**Exercise material:**

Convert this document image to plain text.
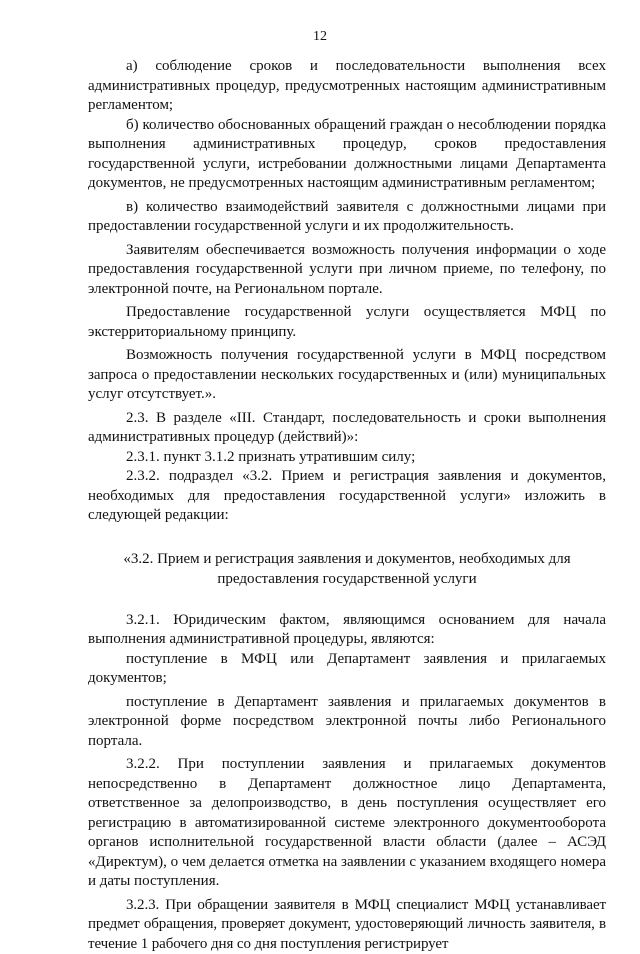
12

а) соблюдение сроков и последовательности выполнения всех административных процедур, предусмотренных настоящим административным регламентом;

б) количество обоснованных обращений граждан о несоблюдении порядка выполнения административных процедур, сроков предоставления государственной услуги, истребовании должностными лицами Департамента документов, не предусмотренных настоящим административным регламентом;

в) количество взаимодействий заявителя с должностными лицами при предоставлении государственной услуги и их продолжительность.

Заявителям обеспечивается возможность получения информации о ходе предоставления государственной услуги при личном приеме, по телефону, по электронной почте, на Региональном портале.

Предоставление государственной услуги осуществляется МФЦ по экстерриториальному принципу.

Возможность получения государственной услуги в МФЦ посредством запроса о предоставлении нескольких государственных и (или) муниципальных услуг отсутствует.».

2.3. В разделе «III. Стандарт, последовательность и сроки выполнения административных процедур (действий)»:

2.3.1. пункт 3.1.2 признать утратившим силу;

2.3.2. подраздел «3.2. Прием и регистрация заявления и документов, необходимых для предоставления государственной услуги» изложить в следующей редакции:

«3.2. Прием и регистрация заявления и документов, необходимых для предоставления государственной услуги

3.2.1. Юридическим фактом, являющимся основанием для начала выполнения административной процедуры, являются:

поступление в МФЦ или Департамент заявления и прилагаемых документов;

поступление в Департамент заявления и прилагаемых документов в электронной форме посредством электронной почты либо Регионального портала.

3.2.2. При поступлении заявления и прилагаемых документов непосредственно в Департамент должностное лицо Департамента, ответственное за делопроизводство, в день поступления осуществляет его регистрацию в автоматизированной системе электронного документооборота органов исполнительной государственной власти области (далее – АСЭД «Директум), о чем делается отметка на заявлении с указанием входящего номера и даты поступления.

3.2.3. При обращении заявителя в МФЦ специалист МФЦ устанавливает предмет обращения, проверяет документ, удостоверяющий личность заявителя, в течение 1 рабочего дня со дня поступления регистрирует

--

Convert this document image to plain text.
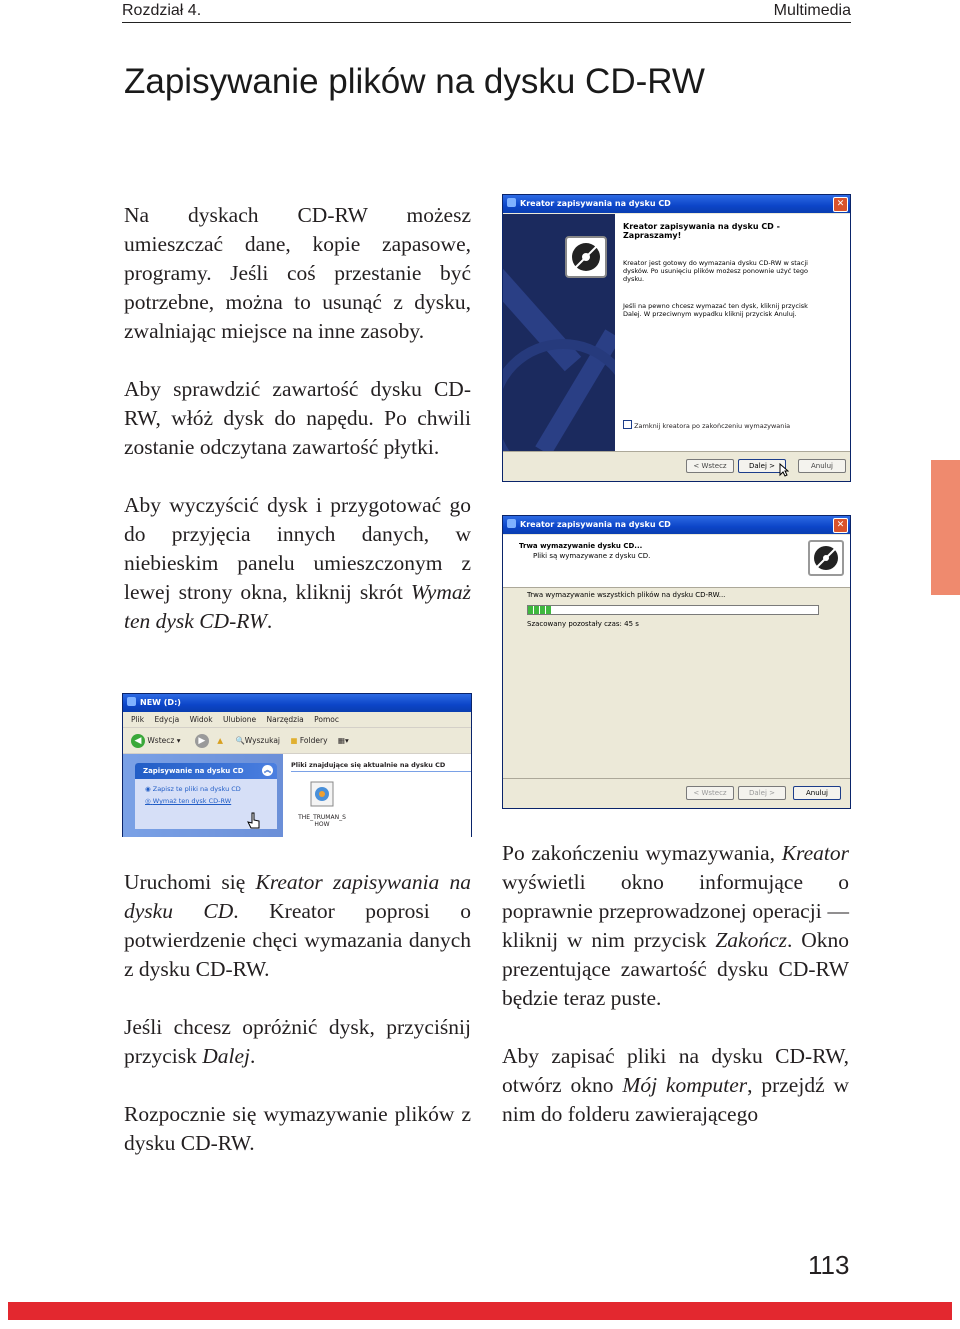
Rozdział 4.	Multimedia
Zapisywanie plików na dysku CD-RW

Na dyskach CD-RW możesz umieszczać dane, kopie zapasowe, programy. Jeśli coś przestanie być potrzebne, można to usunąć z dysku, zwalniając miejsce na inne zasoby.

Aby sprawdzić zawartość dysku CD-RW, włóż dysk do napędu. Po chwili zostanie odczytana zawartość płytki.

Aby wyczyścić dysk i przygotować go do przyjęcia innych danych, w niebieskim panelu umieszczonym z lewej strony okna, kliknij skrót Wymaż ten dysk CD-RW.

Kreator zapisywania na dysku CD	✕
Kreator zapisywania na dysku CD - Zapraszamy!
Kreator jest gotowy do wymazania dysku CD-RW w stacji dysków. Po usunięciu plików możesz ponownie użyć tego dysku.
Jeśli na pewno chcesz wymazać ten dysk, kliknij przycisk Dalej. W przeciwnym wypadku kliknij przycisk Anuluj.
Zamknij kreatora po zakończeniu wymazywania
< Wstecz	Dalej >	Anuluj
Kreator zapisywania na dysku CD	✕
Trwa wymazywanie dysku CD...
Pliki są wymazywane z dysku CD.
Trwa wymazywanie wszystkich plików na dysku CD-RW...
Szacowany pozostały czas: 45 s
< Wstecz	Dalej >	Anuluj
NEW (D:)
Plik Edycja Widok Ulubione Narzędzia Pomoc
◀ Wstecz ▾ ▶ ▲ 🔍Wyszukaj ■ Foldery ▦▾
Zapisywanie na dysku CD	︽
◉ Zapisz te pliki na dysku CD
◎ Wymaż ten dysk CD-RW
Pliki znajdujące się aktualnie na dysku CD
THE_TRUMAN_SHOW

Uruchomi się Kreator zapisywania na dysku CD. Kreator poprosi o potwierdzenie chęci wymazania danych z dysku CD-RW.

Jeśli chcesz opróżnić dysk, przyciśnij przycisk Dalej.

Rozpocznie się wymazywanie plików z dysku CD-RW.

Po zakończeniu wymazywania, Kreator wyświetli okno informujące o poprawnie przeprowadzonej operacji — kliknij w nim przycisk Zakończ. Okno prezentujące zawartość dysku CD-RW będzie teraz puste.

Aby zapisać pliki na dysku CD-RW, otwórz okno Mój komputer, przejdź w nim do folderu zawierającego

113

**Work to do:** Among the records above, how many lines carry the string "chcesz"? Reply with the number alone.

**Reply:** 2